▶ **Work to do**
Where does the string "María" appear in the records? Copy every line that contains it.

▶ **Material for the task**
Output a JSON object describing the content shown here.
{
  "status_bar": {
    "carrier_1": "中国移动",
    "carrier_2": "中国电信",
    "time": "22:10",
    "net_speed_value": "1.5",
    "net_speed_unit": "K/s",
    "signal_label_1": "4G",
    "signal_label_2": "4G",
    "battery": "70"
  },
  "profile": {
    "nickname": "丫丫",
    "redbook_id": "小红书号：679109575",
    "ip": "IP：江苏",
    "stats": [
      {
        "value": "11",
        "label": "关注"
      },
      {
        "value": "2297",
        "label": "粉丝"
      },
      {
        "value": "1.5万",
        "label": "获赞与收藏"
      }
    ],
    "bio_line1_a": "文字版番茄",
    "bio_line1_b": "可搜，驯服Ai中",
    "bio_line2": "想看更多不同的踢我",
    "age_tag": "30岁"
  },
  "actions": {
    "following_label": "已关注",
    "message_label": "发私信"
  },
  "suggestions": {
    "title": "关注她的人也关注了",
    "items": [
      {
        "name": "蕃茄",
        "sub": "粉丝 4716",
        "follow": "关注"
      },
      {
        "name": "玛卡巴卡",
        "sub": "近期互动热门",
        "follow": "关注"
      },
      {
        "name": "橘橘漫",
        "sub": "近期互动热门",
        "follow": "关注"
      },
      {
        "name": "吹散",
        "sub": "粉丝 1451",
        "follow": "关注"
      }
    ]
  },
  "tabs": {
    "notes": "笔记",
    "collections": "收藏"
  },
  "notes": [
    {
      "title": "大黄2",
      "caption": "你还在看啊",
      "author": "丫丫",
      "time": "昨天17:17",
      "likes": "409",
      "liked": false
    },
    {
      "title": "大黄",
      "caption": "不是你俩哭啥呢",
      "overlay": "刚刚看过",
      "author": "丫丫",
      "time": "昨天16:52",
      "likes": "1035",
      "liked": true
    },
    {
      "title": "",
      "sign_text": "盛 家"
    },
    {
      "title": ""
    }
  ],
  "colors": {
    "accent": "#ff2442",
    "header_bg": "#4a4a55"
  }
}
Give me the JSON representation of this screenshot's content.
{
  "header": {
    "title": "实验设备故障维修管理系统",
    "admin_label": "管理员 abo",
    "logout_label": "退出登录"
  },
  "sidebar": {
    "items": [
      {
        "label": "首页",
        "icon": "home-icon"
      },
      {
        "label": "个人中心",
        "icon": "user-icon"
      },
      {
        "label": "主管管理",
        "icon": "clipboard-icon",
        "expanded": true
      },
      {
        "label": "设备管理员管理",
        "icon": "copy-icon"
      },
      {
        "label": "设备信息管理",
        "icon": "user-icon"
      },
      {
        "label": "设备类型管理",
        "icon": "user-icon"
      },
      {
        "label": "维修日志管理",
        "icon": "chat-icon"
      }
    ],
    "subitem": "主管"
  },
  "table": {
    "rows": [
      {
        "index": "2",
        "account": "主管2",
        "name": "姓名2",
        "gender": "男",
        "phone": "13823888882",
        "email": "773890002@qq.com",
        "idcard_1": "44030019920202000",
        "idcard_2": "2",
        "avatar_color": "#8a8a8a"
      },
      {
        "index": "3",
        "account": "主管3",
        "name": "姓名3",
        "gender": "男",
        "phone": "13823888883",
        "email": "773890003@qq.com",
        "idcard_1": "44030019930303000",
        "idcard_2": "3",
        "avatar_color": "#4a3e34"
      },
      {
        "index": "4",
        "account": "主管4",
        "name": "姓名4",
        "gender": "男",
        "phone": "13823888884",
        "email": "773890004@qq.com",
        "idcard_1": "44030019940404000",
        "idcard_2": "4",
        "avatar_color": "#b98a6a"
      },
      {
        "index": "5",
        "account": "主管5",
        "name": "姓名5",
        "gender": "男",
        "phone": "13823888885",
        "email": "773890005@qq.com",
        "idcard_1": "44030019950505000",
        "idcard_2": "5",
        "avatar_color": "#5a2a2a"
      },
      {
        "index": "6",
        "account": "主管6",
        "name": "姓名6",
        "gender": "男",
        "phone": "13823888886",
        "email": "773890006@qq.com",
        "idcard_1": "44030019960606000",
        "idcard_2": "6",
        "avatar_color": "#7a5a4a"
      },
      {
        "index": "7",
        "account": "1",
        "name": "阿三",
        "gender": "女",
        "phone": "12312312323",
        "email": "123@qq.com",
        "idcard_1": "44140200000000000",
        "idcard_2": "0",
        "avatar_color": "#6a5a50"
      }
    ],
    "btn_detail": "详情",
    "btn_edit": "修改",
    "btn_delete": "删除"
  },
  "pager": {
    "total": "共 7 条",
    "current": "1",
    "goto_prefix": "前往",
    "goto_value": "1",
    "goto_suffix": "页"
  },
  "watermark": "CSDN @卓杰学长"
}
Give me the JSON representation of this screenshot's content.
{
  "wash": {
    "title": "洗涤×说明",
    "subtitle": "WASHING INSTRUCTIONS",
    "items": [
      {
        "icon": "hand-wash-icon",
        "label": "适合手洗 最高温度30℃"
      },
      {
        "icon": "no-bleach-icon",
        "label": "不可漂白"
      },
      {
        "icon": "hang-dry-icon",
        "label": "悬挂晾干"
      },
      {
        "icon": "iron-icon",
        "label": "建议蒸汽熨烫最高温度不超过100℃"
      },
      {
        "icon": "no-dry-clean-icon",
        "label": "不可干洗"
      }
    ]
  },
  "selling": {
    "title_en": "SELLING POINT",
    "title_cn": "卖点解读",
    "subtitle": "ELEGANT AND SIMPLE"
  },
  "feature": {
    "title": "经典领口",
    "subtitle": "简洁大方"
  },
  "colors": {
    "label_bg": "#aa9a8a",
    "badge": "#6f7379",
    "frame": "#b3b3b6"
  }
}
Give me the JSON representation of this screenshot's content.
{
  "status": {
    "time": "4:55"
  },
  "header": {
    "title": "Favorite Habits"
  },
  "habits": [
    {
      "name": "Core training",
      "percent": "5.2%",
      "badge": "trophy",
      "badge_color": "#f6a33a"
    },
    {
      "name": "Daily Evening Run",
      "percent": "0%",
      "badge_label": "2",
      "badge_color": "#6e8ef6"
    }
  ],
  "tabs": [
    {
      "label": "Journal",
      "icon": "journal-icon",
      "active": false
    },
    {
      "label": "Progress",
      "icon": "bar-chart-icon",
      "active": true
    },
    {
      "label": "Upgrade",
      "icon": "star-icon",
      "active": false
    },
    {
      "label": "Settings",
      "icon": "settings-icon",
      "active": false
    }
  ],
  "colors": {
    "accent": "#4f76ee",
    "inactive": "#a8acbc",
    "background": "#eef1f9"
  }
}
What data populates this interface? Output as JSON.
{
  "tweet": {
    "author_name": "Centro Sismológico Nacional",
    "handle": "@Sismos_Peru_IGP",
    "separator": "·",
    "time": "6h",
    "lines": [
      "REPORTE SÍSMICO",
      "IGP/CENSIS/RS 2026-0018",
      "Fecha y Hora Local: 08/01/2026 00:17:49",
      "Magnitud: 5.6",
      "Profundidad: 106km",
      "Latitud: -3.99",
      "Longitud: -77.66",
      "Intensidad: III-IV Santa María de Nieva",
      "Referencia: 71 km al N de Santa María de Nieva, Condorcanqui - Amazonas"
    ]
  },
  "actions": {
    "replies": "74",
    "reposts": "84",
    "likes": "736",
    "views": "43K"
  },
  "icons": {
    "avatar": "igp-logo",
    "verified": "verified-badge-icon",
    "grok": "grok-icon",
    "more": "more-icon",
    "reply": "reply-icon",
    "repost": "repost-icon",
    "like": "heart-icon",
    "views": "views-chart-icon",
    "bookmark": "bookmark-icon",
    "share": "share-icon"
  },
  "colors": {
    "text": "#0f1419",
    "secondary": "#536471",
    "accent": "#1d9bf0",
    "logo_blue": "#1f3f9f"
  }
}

▶ **Complete answer**
      "Intensidad: III-IV Santa María de Nieva",
      "Referencia: 71 km al N de Santa María de Nieva, Condorcanqui - Amazonas"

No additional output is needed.